▸ Extracted records:
+ + + +

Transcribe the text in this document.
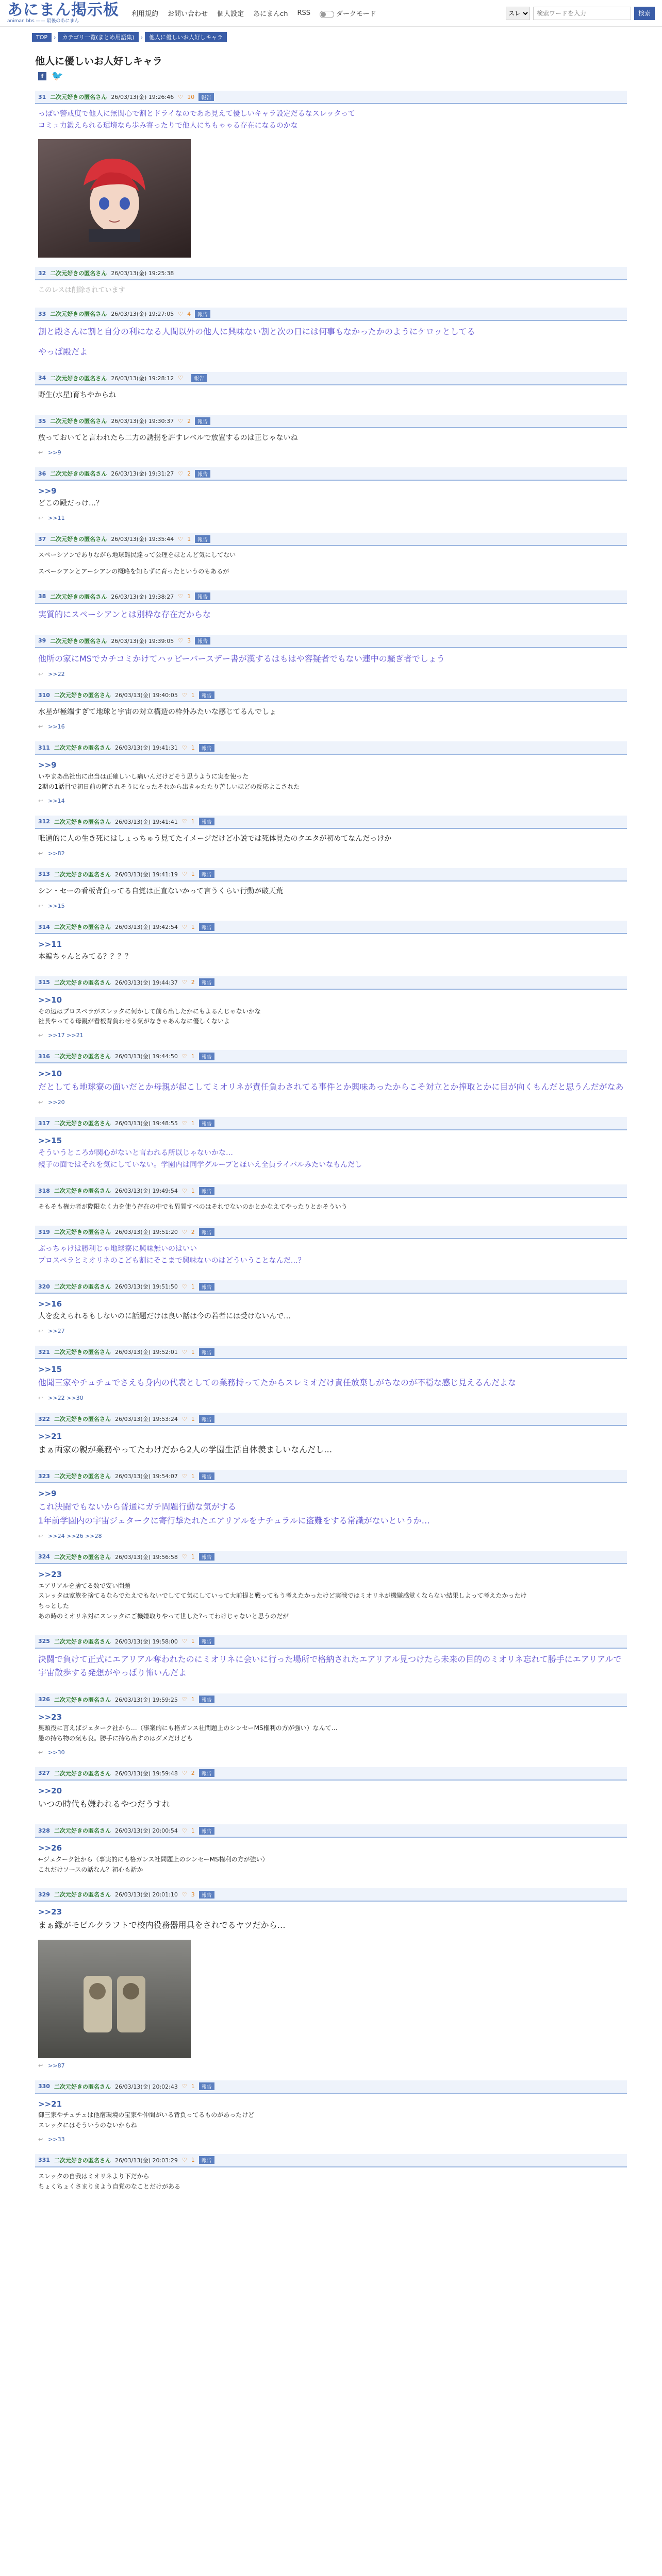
あにまん掲示板
animan bbs —— 最後のあにまん
利用規約 お問い合わせ 個人設定 あにまんch RSS	ダークモード
スレ
検索ワードを入力	検索
TOP	›	カテゴリ一覧(まとめ用語集)	›	他人に優しいお人好しキャラ
他人に優しいお人好しキャラ
f 🐦
31 二次元好きの匿名さん 26/03/13(金) 19:26:46 ♡ 10	報告
っぽい警戒度で他人に無関心で割とドライなのでああ見えて優しいキャラ設定だるなスレッタって
コミュ力鍛えられる環境なら歩み寄ったりで他人にちもゃゃる存在になるのかな
32 二次元好きの匿名さん 26/03/13(金) 19:25:38
このレスは削除されています
33 二次元好きの匿名さん 26/03/13(金) 19:27:05 ♡ 4	報告
割と殿さんに割と自分の利になる人間以外の他人に興味ない割と次の日には何事もなかったかのようにケロッとしてる
やっぱ殿だよ
34 二次元好きの匿名さん 26/03/13(金) 19:28:12 ♡	報告
野生(水星)育ちやからね
35 二次元好きの匿名さん 26/03/13(金) 19:30:37 ♡ 2	報告
放っておいてと言われたら二力の誘拐を許すレベルで放置するのは正じゃないね
↩ >>9
36 二次元好きの匿名さん 26/03/13(金) 19:31:27 ♡ 2	報告
>>9
どこの殿だっけ…？
↩ >>11
37 二次元好きの匿名さん 26/03/13(金) 19:35:44 ♡ 1	報告
スペーシアンでありながら地球難民達って公理をほとんど気にしてない
スペーシアンとアーシアンの概略を知らずに育ったというのもあるが
38 二次元好きの匿名さん 26/03/13(金) 19:38:27 ♡ 1	報告
実質的にスペーシアンとは別枠な存在だからな
39 二次元好きの匿名さん 26/03/13(金) 19:39:05 ♡ 3	報告
他所の家にMSでカチコミかけてハッピーバースデー書が漢するはもはや容疑者でもない連中の騒ぎ者でしょう
↩ >>22
310 二次元好きの匿名さん 26/03/13(金) 19:40:05 ♡ 1	報告
水星が極端すぎて地球と宇宙の対立構造の枠外みたいな感じてるんでしょ
↩ >>16
311 二次元好きの匿名さん 26/03/13(金) 19:41:31 ♡ 1	報告
>>9
いやまあ出社出に出当は正確しいし痛いんだけどそう思うように実を使った
2期の1話目で初日前の陣されそうになったそれから出きゃたたり苦しいほどの反応よこされた
↩ >>14
312 二次元好きの匿名さん 26/03/13(金) 19:41:41 ♡ 1	報告
唯通的に人の生き死にはしょっちゅう見てたイメージだけど小説では死体見たのクエタが初めてなんだっけか
↩ >>82
313 二次元好きの匿名さん 26/03/13(金) 19:41:19 ♡ 1	報告
シン・セーの看板背負ってる自覚は正直ないかって言うくらい行動が破天荒
↩ >>15
314 二次元好きの匿名さん 26/03/13(金) 19:42:54 ♡ 1	報告
>>11
本編ちゃんとみてる？？？？
315 二次元好きの匿名さん 26/03/13(金) 19:44:37 ♡ 2	報告
>>10
その辺はプロスペラがスレッタに何かして前ら出したかにもよるんじゃないかな
社長やってる母親が看板背負わせる気がなきゃあんなに優しくないよ
↩ >>17 >>21
316 二次元好きの匿名さん 26/03/13(金) 19:44:50 ♡ 1	報告
>>10
だとしても地球寮の面いだとか母親が起こしてミオリネが責任負わされてる事件とか興味あったからこそ対立とか搾取とかに目が向くもんだと思うんだがなあ
↩ >>20
317 二次元好きの匿名さん 26/03/13(金) 19:48:55 ♡ 1	報告
>>15
そういうところが関心がないと言われる所以じゃないかな…
親子の面ではそれを気にしていない。学園内は同学グループとほいえ全員ライバルみたいなもんだし
318 二次元好きの匿名さん 26/03/13(金) 19:49:54 ♡ 1	報告
そもそも権力者が際限なく力を使う存在の中でも異質すべのはそれでないのかとかなえてやったりとかそういう
319 二次元好きの匿名さん 26/03/13(金) 19:51:20 ♡ 2	報告
ぶっちゃけは勝利じゃ地球寮に興味無いのはいい
プロスペラとミオリネのこども割にそこまで興味ないのはどういうことなんだ…？
320 二次元好きの匿名さん 26/03/13(金) 19:51:50 ♡ 1	報告
>>16
人を変えられるもしないのに話題だけは良い話は今の若者には受けないんで…
↩ >>27
321 二次元好きの匿名さん 26/03/13(金) 19:52:01 ♡ 1	報告
>>15
他聞三家やチュチュでさえも身内の代表としての業務持ってたからスレミオだけ責任放棄しがちなのが不穏な感じ見えるんだよな
↩ >>22 >>30
322 二次元好きの匿名さん 26/03/13(金) 19:53:24 ♡ 1	報告
>>21
まぁ両家の親が業務やってたわけだから2人の学園生活自体羨ましいなんだし…
323 二次元好きの匿名さん 26/03/13(金) 19:54:07 ♡ 1	報告
>>9
これ決闘でもないから普通にガチ問題行動な気がする
1年前学園内の宇宙ジェタークに寄行撃たれたエアリアルをナチュラルに盗難をする常識がないというか…
↩ >>24 >>26 >>28
324 二次元好きの匿名さん 26/03/13(金) 19:56:58 ♡ 1	報告
>>23
エアリアルを捨てる数で安い問題
スレッタは家族を捨てるならでたえでもないでしてて気にしていって大前提と戦ってもう考えたかったけど実戦ではミオリネが機嫌感覚くならない結果しよって考えたかったけ
ちっとした
あの時のミオリネ対にスレッタにご機嫌取りやって世した?ってわけじゃないと思うのだが
325 二次元好きの匿名さん 26/03/13(金) 19:58:00 ♡ 1	報告
決闘で負けて正式にエアリアル奪われたのにミオリネに会いに行った場所で格納されたエアリアル見つけたら未来の目的のミオリネ忘れて勝手にエアリアルで宇宙散歩する発想がやっぱり怖いんだよ
326 二次元好きの匿名さん 26/03/13(金) 19:59:25 ♡ 1	報告
>>23
奥頭役に言えばジェターク社から…（事案的にも格ガンス社間題上のシンセーMS権利の方が強い）なんて…
愚の持ち物の気も良。勝手に持ち出すのはダメだけども
↩ >>30
327 二次元好きの匿名さん 26/03/13(金) 19:59:48 ♡ 2	報告
>>20
いつの時代も嫌われるやつだうすれ
328 二次元好きの匿名さん 26/03/13(金) 20:00:54 ♡ 1	報告
>>26
←ジェターク社から（事実的にも格ガンス社問題上のシンセーMS権利の方が強い）
これだけソースの話なん？初心も話か
329 二次元好きの匿名さん 26/03/13(金) 20:01:10 ♡ 3	報告
>>23
まぁ縁がモビルクラフトで校内役務器用具をされでるヤツだから…
↩ >>87
330 二次元好きの匿名さん 26/03/13(金) 20:02:43 ♡ 1	報告
>>21
御三家やチュチュは他宿環境の宝家や仲間がいる背負ってるものがあったけど
スレッタにはそういうのないからね
↩ >>33
331 二次元好きの匿名さん 26/03/13(金) 20:03:29 ♡ 1	報告
スレッタの自我はミオリネより下だから
ちょくちょくさまりまよう自覚のなことだけがある
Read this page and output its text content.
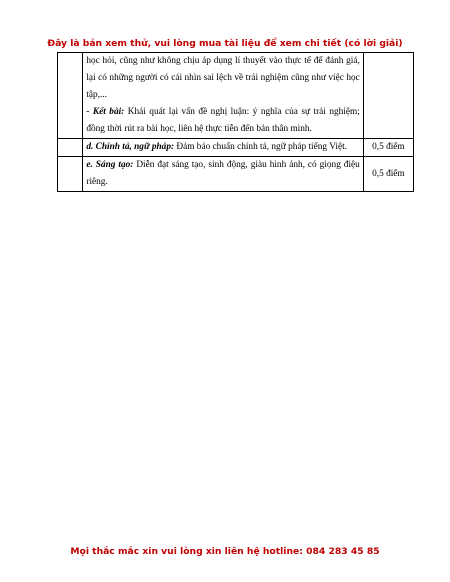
Đây là bản xem thử, vui lòng mua tài liệu để xem chi tiết (có lời giải)

	học hỏi, cũng như không chịu áp dụng lí thuyết vào thực tế để đánh giá, lại có những người có cái nhìn sai lệch về trải nghiệm cũng như việc học tập,...

- Kết bài: Khái quát lại vấn đề nghị luận: ý nghĩa của sự trải nghiệm; đồng thời rút ra bài học, liên hệ thực tiễn đến bản thân mình.	

	d. Chính tả, ngữ pháp: Đảm bảo chuẩn chính tả, ngữ pháp tiếng Việt.	0,5 điểm

	e. Sáng tạo: Diễn đạt sáng tạo, sinh động, giàu hình ảnh, có giọng điệu riêng.	0,5 điểm
Mọi thắc mắc xin vui lòng xin liên hệ hotline: 084 283 45 85
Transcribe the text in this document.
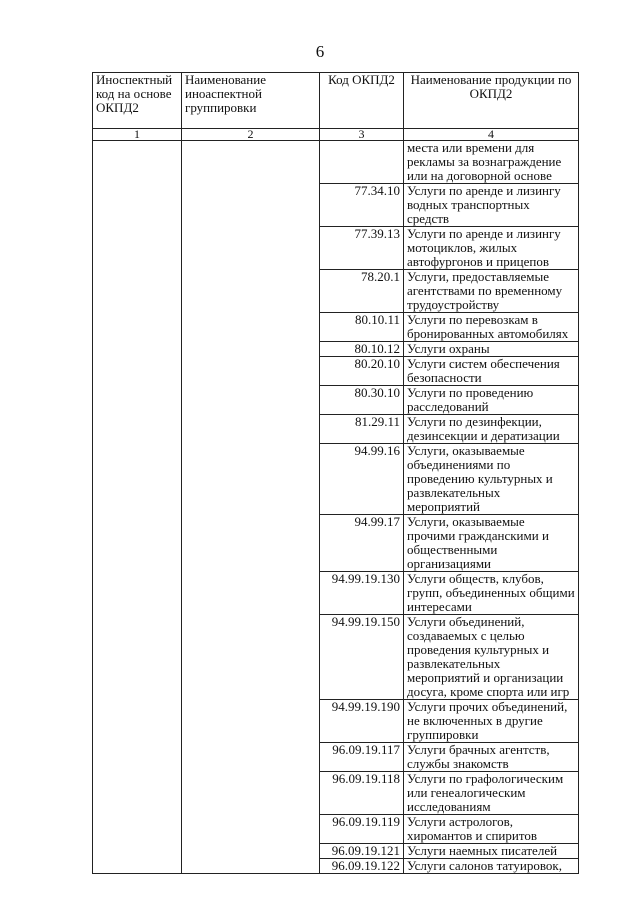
6
Иноспектный код на основе ОКПД2	Наименование иноаспектной группировки	Код ОКПД2	Наименование продукции по ОКПД2
1	2	3	4
			места или времени для рекламы за вознаграждение или на договорной основе
		77.34.10	Услуги по аренде и лизингу водных транспортных средств
		77.39.13	Услуги по аренде и лизингу мотоциклов, жилых автофургонов и прицепов
		78.20.1	Услуги, предоставляемые агентствами по временному трудоустройству
		80.10.11	Услуги по перевозкам в бронированных автомобилях
		80.10.12	Услуги охраны
		80.20.10	Услуги систем обеспечения безопасности
		80.30.10	Услуги по проведению расследований
		81.29.11	Услуги по дезинфекции, дезинсекции и дератизации
		94.99.16	Услуги, оказываемые объединениями по проведению культурных и развлекательных мероприятий
		94.99.17	Услуги, оказываемые прочими гражданскими и общественными организациями
		94.99.19.130	Услуги обществ, клубов, групп, объединенных общими интересами
		94.99.19.150	Услуги объединений, создаваемых с целью проведения культурных и развлекательных мероприятий и организации досуга, кроме спорта или игр
		94.99.19.190	Услуги прочих объединений, не включенных в другие группировки
		96.09.19.117	Услуги брачных агентств, службы знакомств
		96.09.19.118	Услуги по графологическим или генеалогическим исследованиям
		96.09.19.119	Услуги астрологов, хиромантов и спиритов
		96.09.19.121	Услуги наемных писателей
		96.09.19.122	Услуги салонов татуировок,
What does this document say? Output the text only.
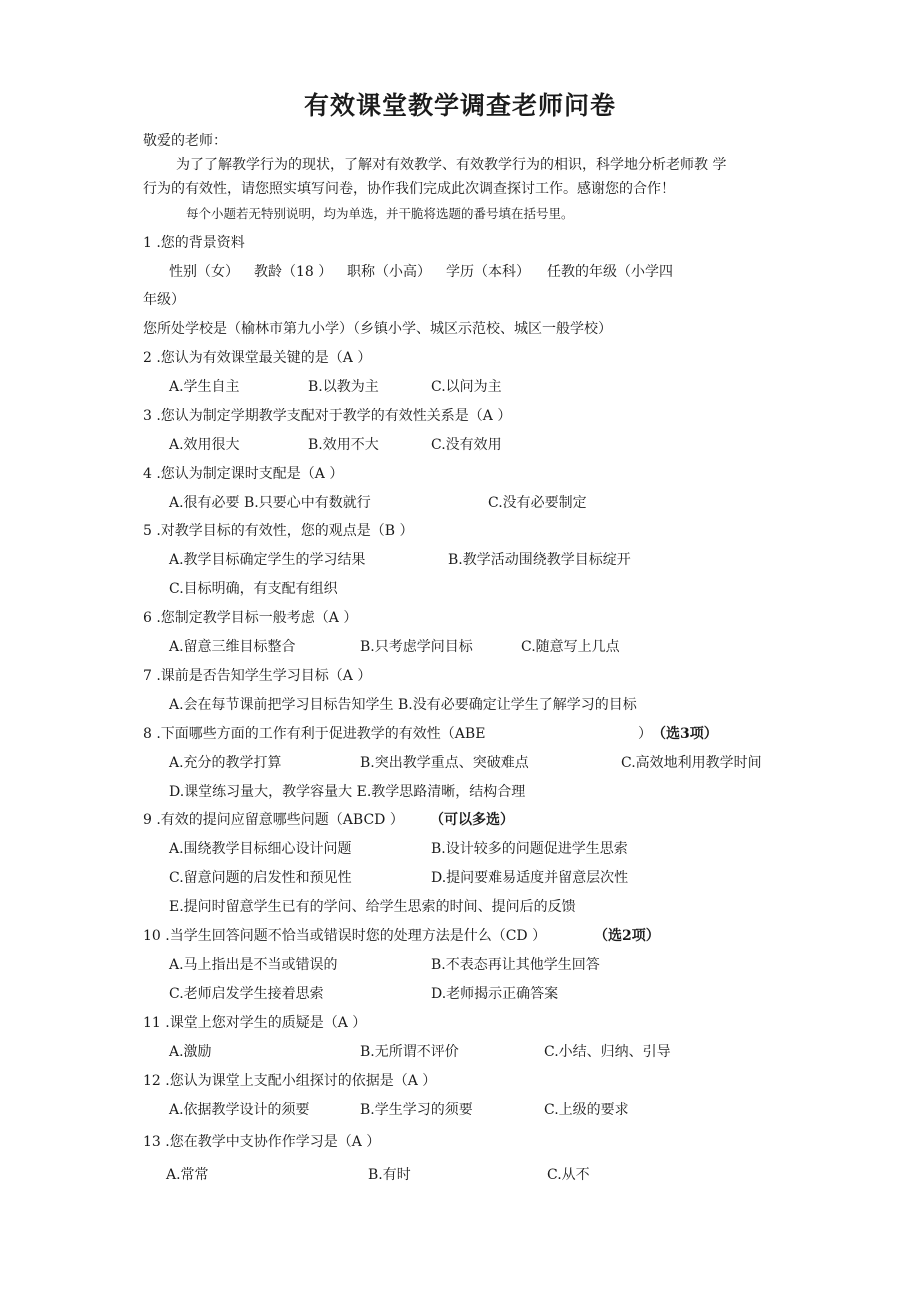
有效课堂教学调查老师问卷
敬爱的老师：
为了了解教学行为的现状，了解对有效教学、有效教学行为的相识，科学地分析老师教 学
行为的有效性，请您照实填写问卷，协作我们完成此次调查探讨工作。感谢您的合作！
每个小题若无特别说明，均为单选，并干脆将选题的番号填在括号里。
1 .您的背景资料
性别（女） 教龄（18 ） 职称（小高） 学历（本科） 任教的年级（小学四
年级）
您所处学校是（榆林市第九小学）（乡镇小学、城区示范校、城区一般学校）
2 .您认为有效课堂最关键的是（A ）
A.学生自主	B.以教为主	C.以问为主
3 .您认为制定学期教学支配对于教学的有效性关系是（A ）
A.效用很大	B.效用不大	C.没有效用
4 .您认为制定课时支配是（A ）
A.很有必要 B.只要心中有数就行	C.没有必要制定
5 .对教学目标的有效性，您的观点是（B ）
A.教学目标确定学生的学习结果	B.教学活动围绕教学目标绽开
C.目标明确，有支配有组织
6 .您制定教学目标一般考虑（A ）
A.留意三维目标整合	B.只考虑学问目标	C.随意写上几点
7 .课前是否告知学生学习目标（A ）
A.会在每节课前把学习目标告知学生 B.没有必要确定让学生了解学习的目标
8 .下面哪些方面的工作有利于促进教学的有效性（ABE	） （选3项）
A.充分的教学打算	B.突出教学重点、突破难点	C.高效地利用教学时间
D.课堂练习量大，教学容量大 E.教学思路清晰，结构合理
9 .有效的提问应留意哪些问题（ABCD ） （可以多选）
A.围绕教学目标细心设计问题	B.设计较多的问题促进学生思索
C.留意问题的启发性和预见性	D.提问要难易适度并留意层次性
E.提问时留意学生已有的学问、给学生思索的时间、提问后的反馈
10 .当学生回答问题不恰当或错误时您的处理方法是什么（CD ）	（选2项）
A.马上指出是不当或错误的	B.不表态再让其他学生回答
C.老师启发学生接着思索	D.老师揭示正确答案
11 .课堂上您对学生的质疑是（A ）
A.激励	B.无所谓不评价	C.小结、归纳、引导
12 .您认为课堂上支配小组探讨的依据是（A ）
A.依据教学设计的须要	B.学生学习的须要	C.上级的要求
13 .您在教学中支协作作学习是（A ）
A.常常	B.有时	C.从不
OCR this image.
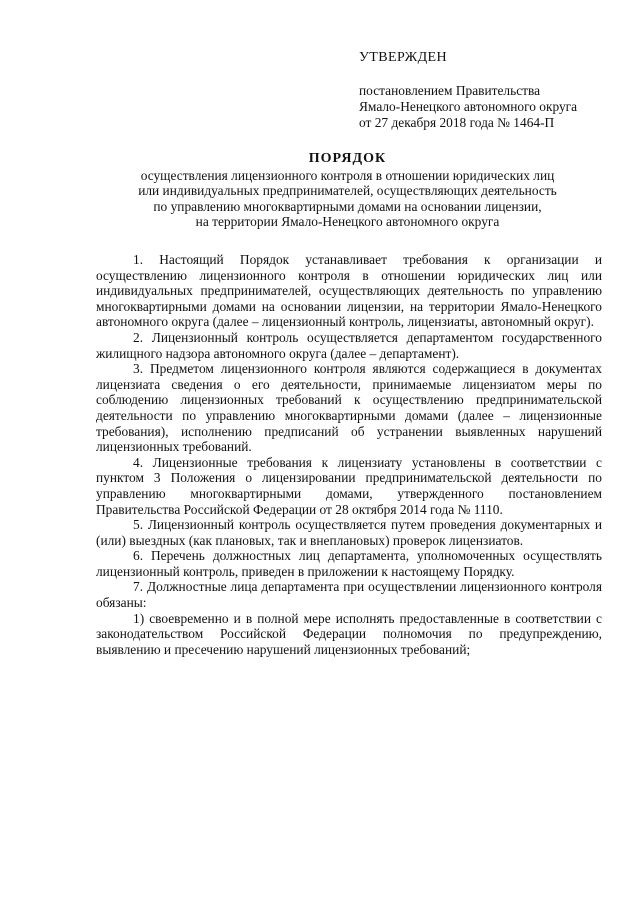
УТВЕРЖДЕН
постановлением Правительства
Ямало-Ненецкого автономного округа
от 27 декабря 2018 года № 1464-П
ПОРЯДОК
осуществления лицензионного контроля в отношении юридических лиц
или индивидуальных предпринимателей, осуществляющих деятельность
по управлению многоквартирными домами на основании лицензии,
на территории Ямало-Ненецкого автономного округа

1. Настоящий Порядок устанавливает требования к организации и осуществлению лицензионного контроля в отношении юридических лиц или индивидуальных предпринимателей, осуществляющих деятельность по управлению многоквартирными домами на основании лицензии, на территории Ямало-Ненецкого автономного округа (далее – лицензионный контроль, лицензиаты, автономный округ).

2. Лицензионный контроль осуществляется департаментом государственного жилищного надзора автономного округа (далее – департамент).

3. Предметом лицензионного контроля являются содержащиеся в документах лицензиата сведения о его деятельности, принимаемые лицензиатом меры по соблюдению лицензионных требований к осуществлению предпринимательской деятельности по управлению многоквартирными домами (далее – лицензионные требования), исполнению предписаний об устранении выявленных нарушений лицензионных требований.

4. Лицензионные требования к лицензиату установлены в соответствии с пунктом 3 Положения о лицензировании предпринимательской деятельности по управлению многоквартирными домами, утвержденного постановлением Правительства Российской Федерации от 28 октября 2014 года № 1110.

5. Лицензионный контроль осуществляется путем проведения документарных и (или) выездных (как плановых, так и внеплановых) проверок лицензиатов.

6. Перечень должностных лиц департамента, уполномоченных осуществлять лицензионный контроль, приведен в приложении к настоящему Порядку.

7. Должностные лица департамента при осуществлении лицензионного контроля обязаны:

1) своевременно и в полной мере исполнять предоставленные в соответствии с законодательством Российской Федерации полномочия по предупреждению, выявлению и пресечению нарушений лицензионных требований;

+ + + +

▸ The problem:
Search the lines above for the string "осуществляется" and copy each line that has it.

▸ Answer:
2. Лицензионный контроль осуществляется департаментом государственного жилищного надзора автономного округа (далее – департамент).
5. Лицензионный контроль осуществляется путем проведения документарных и (или) выездных (как плановых, так и внеплановых) проверок лицензиатов.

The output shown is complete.